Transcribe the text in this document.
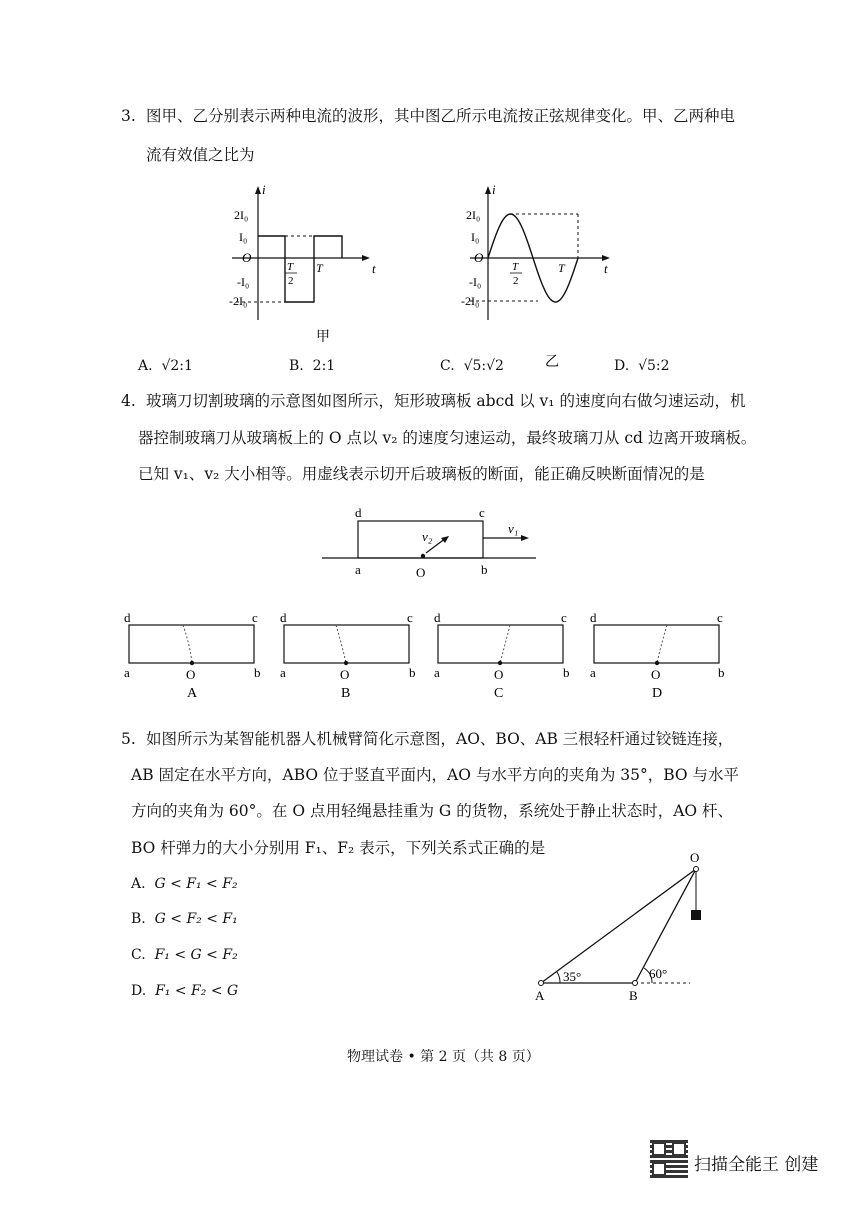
3. 图甲、乙分别表示两种电流的波形，其中图乙所示电流按正弦规律变化。甲、乙两种电
流有效值之比为
i
t
O
2I₀
I₀
-I₀
-2I₀
T
2
T
甲
i
t
O
2I₀
I₀
-I₀
-2I₀
T
2
T
乙
A. √2:1	B. 2:1	C. √5:√2	D. √5:2
4. 玻璃刀切割玻璃的示意图如图所示，矩形玻璃板 abcd 以 v₁ 的速度向右做匀速运动，机
器控制玻璃刀从玻璃板上的 O 点以 v₂ 的速度匀速运动，最终玻璃刀从 cd 边离开玻璃板。
已知 v₁、v₂ 大小相等。用虚线表示切开后玻璃板的断面，能正确反映断面情况的是
d	c
a	b
O
v₂
v₁
d	c
a	b
O
A
d	c
a	b
O
B
d	c
a	b
O
C
d	c
a	b
O
D
5. 如图所示为某智能机器人机械臂简化示意图，AO、BO、AB 三根轻杆通过铰链连接，
AB 固定在水平方向，ABO 位于竖直平面内，AO 与水平方向的夹角为 35°，BO 与水平
方向的夹角为 60°。在 O 点用轻绳悬挂重为 G 的货物，系统处于静止状态时，AO 杆、
BO 杆弹力的大小分别用 F₁、F₂ 表示，下列关系式正确的是
A. G < F₁ < F₂
B. G < F₂ < F₁
C. F₁ < G < F₂
D. F₁ < F₂ < G
O
A	B
35°	60°
物理试卷 • 第 2 页（共 8 页）
扫描全能王 创建
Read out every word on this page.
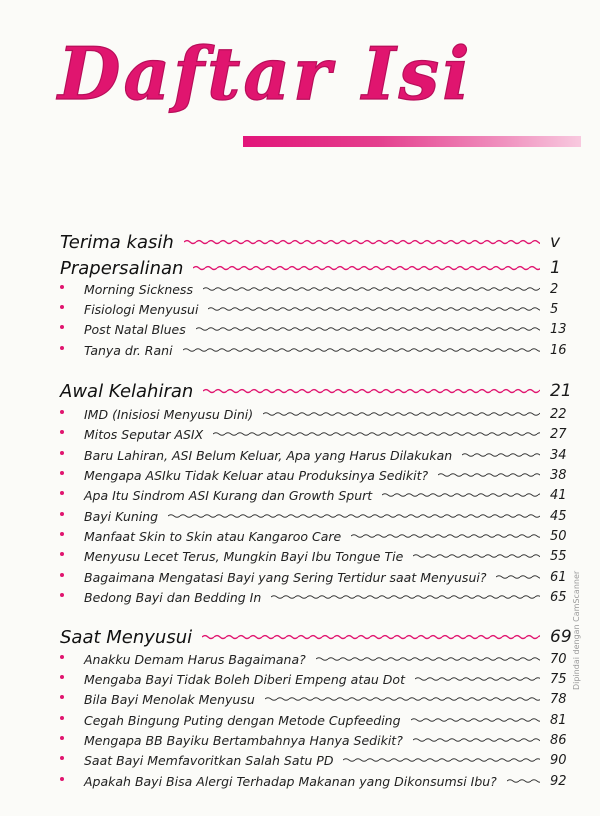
Daftar Isi
Terima kasih	v
Prapersalinan	1
Morning Sickness	2
Fisiologi Menyusui	5
Post Natal Blues	13
Tanya dr. Rani	16
Awal Kelahiran	21
IMD (Inisiosi Menyusu Dini)	22
Mitos Seputar ASIX	27
Baru Lahiran, ASI Belum Keluar, Apa yang Harus Dilakukan	34
Mengapa ASIku Tidak Keluar atau Produksinya Sedikit?	38
Apa Itu Sindrom ASI Kurang dan Growth Spurt	41
Bayi Kuning	45
Manfaat Skin to Skin atau Kangaroo Care	50
Menyusu Lecet Terus, Mungkin Bayi Ibu Tongue Tie	55
Bagaimana Mengatasi Bayi yang Sering Tertidur saat Menyusui?	61
Bedong Bayi dan Bedding In	65
Saat Menyusui	69
Anakku Demam Harus Bagaimana?	70
Mengaba Bayi Tidak Boleh Diberi Empeng atau Dot	75
Bila Bayi Menolak Menyusu	78
Cegah Bingung Puting dengan Metode Cupfeeding	81
Mengapa BB Bayiku Bertambahnya Hanya Sedikit?	86
Saat Bayi Memfavoritkan Salah Satu PD	90
Apakah Bayi Bisa Alergi Terhadap Makanan yang Dikonsumsi Ibu?	92
Dipindai dengan CamScanner
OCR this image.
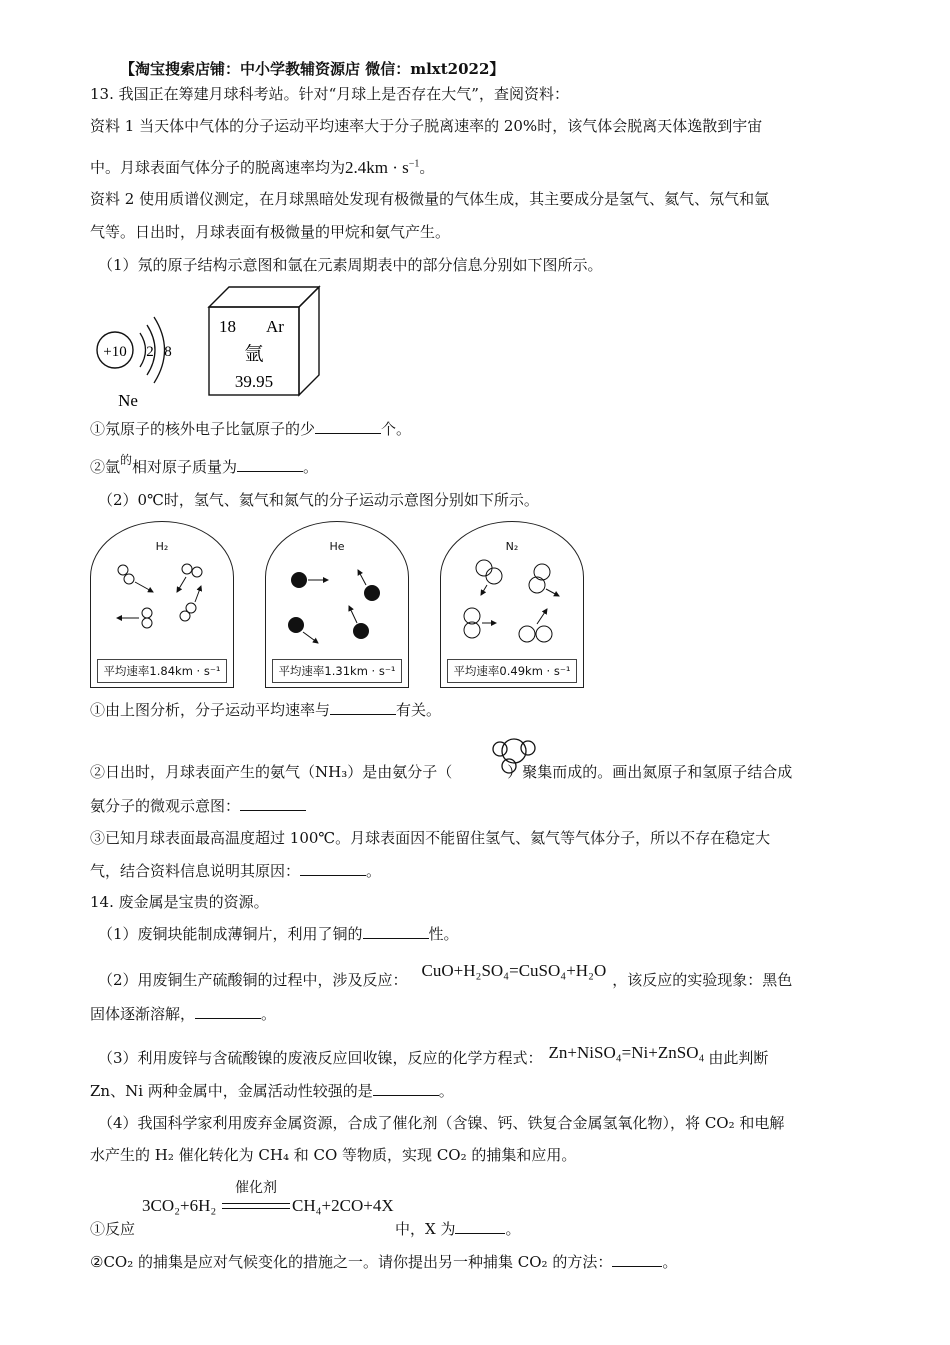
【淘宝搜索店铺：中小学教辅资源店 微信：mlxt2022】
13. 我国正在筹建月球科考站。针对“月球上是否存在大气”，查阅资料：
资料 1 当天体中气体的分子运动平均速率大于分子脱离速率的 20%时，该气体会脱离天体逸散到宇宙
中。月球表面气体分子的脱离速率均为$2.4km \cdot s^{-1}$。
资料 2 使用质谱仪测定，在月球黑暗处发现有极微量的气体生成，其主要成分是氢气、氦气、氖气和氩
气等。日出时，月球表面有极微量的甲烷和氨气产生。
（1）氖的原子结构示意图和氩在元素周期表中的部分信息分别如下图所示。
+10 2 8
Ne
18 Ar
氩
39.95
①氖原子的核外电子比氩原子的少	个。
②氩$^的$相对原子质量为	。
（2）0℃时，氢气、氦气和氮气的分子运动示意图分别如下所示。
H₂
平均速率1.84km · s⁻¹
He
平均速率1.31km · s⁻¹
N₂
平均速率0.49km · s⁻¹
①由上图分析，分子运动平均速率与	有关。
②日出时，月球表面产生的氨气（NH₃）是由氨分子（	）聚集而成的。画出氮原子和氢原子结合成
氨分子的微观示意图：
③已知月球表面最高温度超过 100℃。月球表面因不能留住氢气、氦气等气体分子，所以不存在稳定大
气，结合资料信息说明其原因：	。
14. 废金属是宝贵的资源。
（1）废铜块能制成薄铜片，利用了铜的	性。
（2）用废铜生产硫酸铜的过程中，涉及反应： CuO+H₂SO₄=CuSO₄+H₂O ，该反应的实验现象：黑色
固体逐渐溶解，	。
（3）利用废锌与含硫酸镍的废液反应回收镍，反应的化学方程式： Zn+NiSO₄=Ni+ZnSO₄ 由此判断
Zn、Ni 两种金属中，金属活动性较强的是	。
（4）我国科学家利用废弃金属资源，合成了催化剂（含镍、钙、铁复合金属氢氧化物），将 CO₂ 和电解
水产生的 H₂ 催化转化为 CH₄ 和 CO 等物质，实现 CO₂ 的捕集和应用。
3CO₂+6H₂
催化剂
CH₄+2CO+4X
①反应	中，X 为	。
②CO₂ 的捕集是应对气候变化的措施之一。请你提出另一种捕集 CO₂ 的方法：	。
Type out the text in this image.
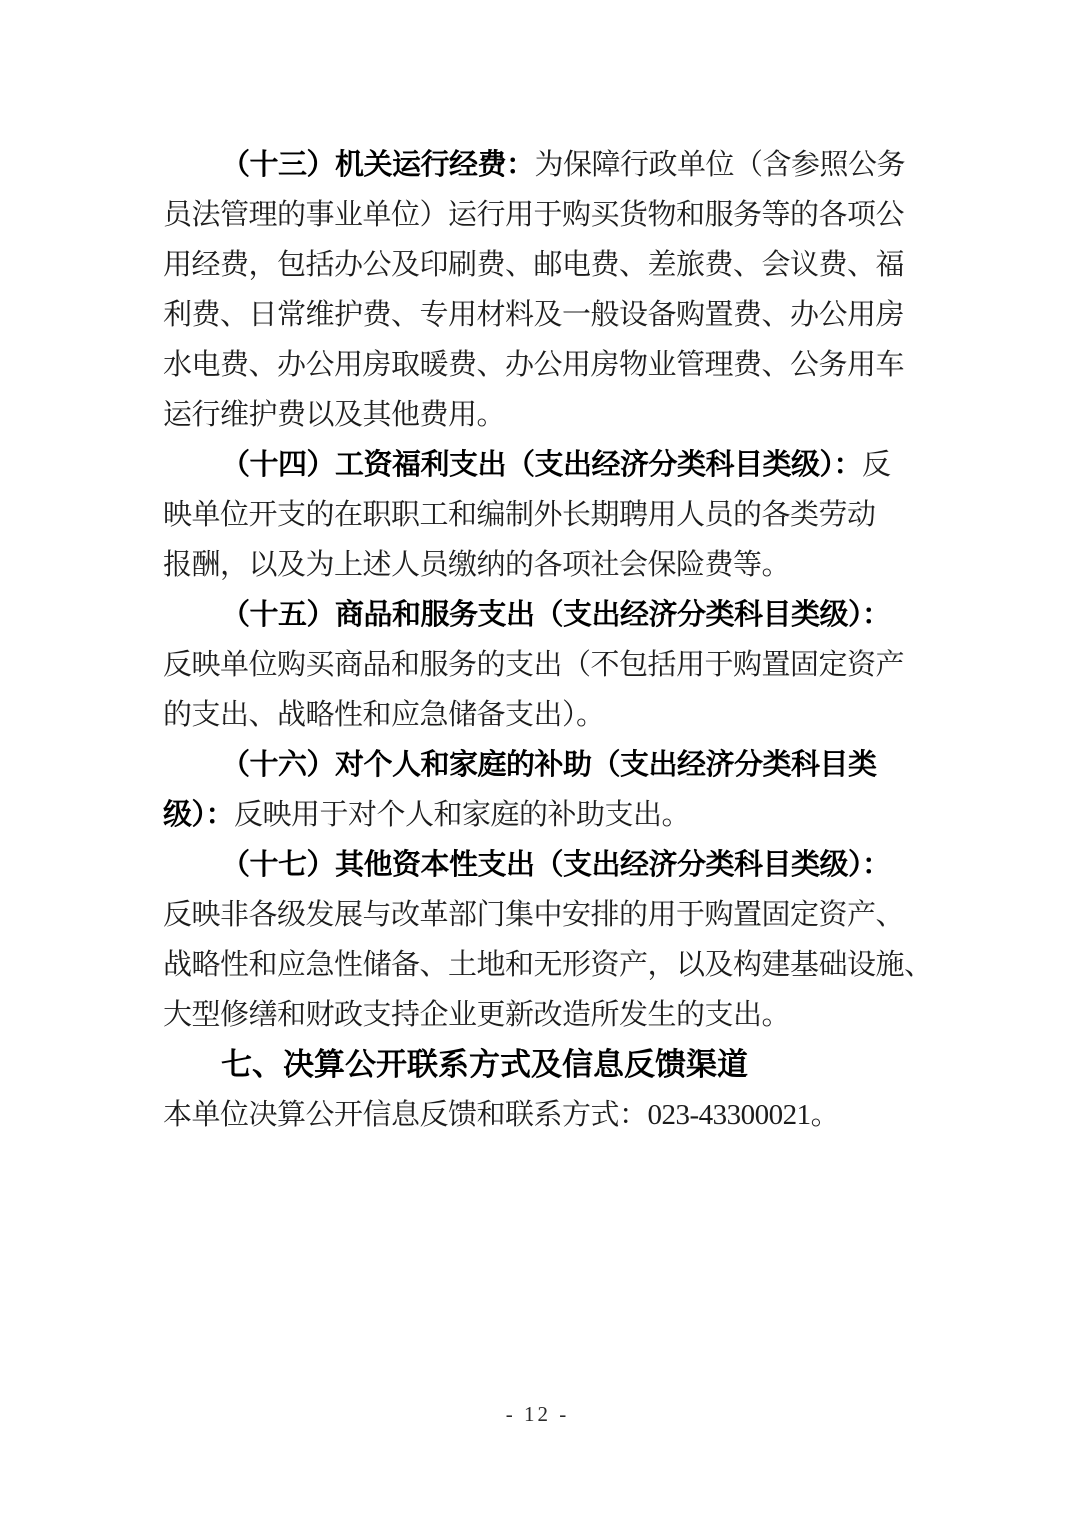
（十三）机关运行经费：为保障行政单位（含参照公务
员法管理的事业单位）运行用于购买货物和服务等的各项公
用经费，包括办公及印刷费、邮电费、差旅费、会议费、福
利费、日常维护费、专用材料及一般设备购置费、办公用房
水电费、办公用房取暖费、办公用房物业管理费、公务用车
运行维护费以及其他费用。
（十四）工资福利支出（支出经济分类科目类级）：反
映单位开支的在职职工和编制外长期聘用人员的各类劳动
报酬，以及为上述人员缴纳的各项社会保险费等。
（十五）商品和服务支出（支出经济分类科目类级）：
反映单位购买商品和服务的支出（不包括用于购置固定资产
的支出、战略性和应急储备支出）。
（十六）对个人和家庭的补助（支出经济分类科目类
级）：反映用于对个人和家庭的补助支出。
（十七）其他资本性支出（支出经济分类科目类级）：
反映非各级发展与改革部门集中安排的用于购置固定资产、
战略性和应急性储备、土地和无形资产，以及构建基础设施、
大型修缮和财政支持企业更新改造所发生的支出。
七、决算公开联系方式及信息反馈渠道
本单位决算公开信息反馈和联系方式：023-43300021。
- 12 -
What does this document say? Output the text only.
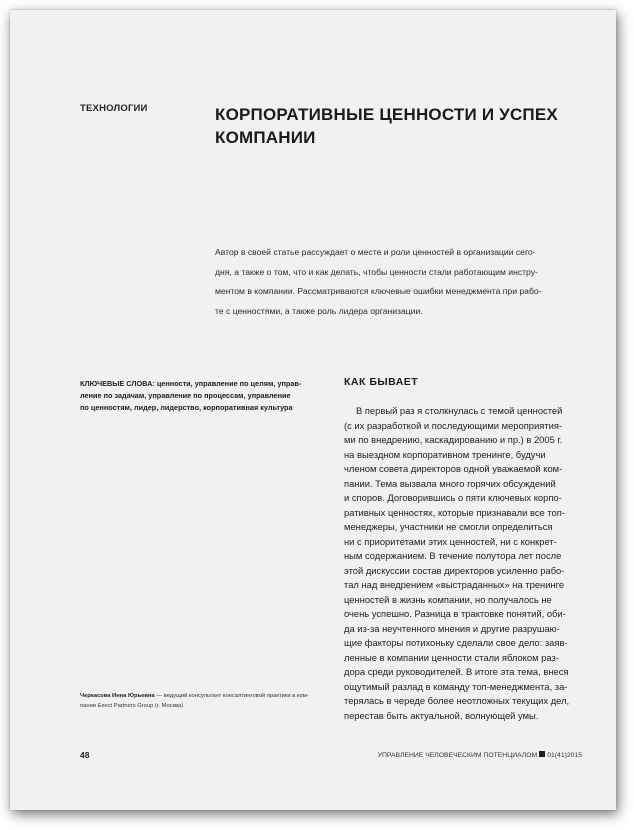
ТЕХНОЛОГИИ	КОРПОРАТИВНЫЕ ЦЕННОСТИ И УСПЕХ
КОМПАНИИ

Автор в своей статье рассуждает о месте и роли ценностей в организации сего-
дня, а также о том, что и как делать, чтобы ценности стали работающим инстру-
ментом в компании. Рассматриваются ключевые ошибки менеджмента при рабо-
те с ценностями, а также роль лидера организации.

КЛЮЧЕВЫЕ СЛОВА: ценности, управление по целям, управ-
ление по задачам, управление по процессам, управление
по ценностям, лидер, лидерство, корпоративная культура
КАК БЫВАЕТ
В первый раз я столкнулась с темой ценностей
(с их разработкой и последующими мероприятия-
ми по внедрению, каскадированию и пр.) в 2005 г.
на выездном корпоративном тренинге, будучи
членом совета директоров одной уважаемой ком-
пании. Тема вызвала много горячих обсуждений
и споров. Договорившись о пяти ключевых корпо-
ративных ценностях, которые признавали все топ-
менеджеры, участники не смогли определиться
ни с приоритетами этих ценностей, ни с конкрет-
ным содержанием. В течение полутора лет после
этой дискуссии состав директоров усиленно рабо-
тал над внедрением «выстраданных» на тренинге
ценностей в жизнь компании, но получалось не
очень успешно. Разница в трактовке понятий, оби-
да из-за неучтенного мнения и другие разрушаю-
щие факторы потихоньку сделали свое дело: заяв-
ленные в компании ценности стали яблоком раз-
дора среди руководителей. В итоге эта тема, внеся
ощутимый разлад в команду топ-менеджмента, за-
терялась в череде более неотложных текущих дел,
перестав быть актуальной, волнующей умы.
Черкасова Инна Юрьевна — ведущий консультант консалтинговой практики в ком-
пании Exect Partners Group (г. Москва)
48	УПРАВЛЕНИЕ ЧЕЛОВЕЧЕСКИМ ПОТЕНЦИАЛОМ 01(41)2015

##########

- Stated goal
Copy all the lines above that hold the string "this".

- Written response
Transcribe the text in this document.
Read out every word on this page.
OCR this image.
Type out the text in this image.
What does this document say? Output the text only.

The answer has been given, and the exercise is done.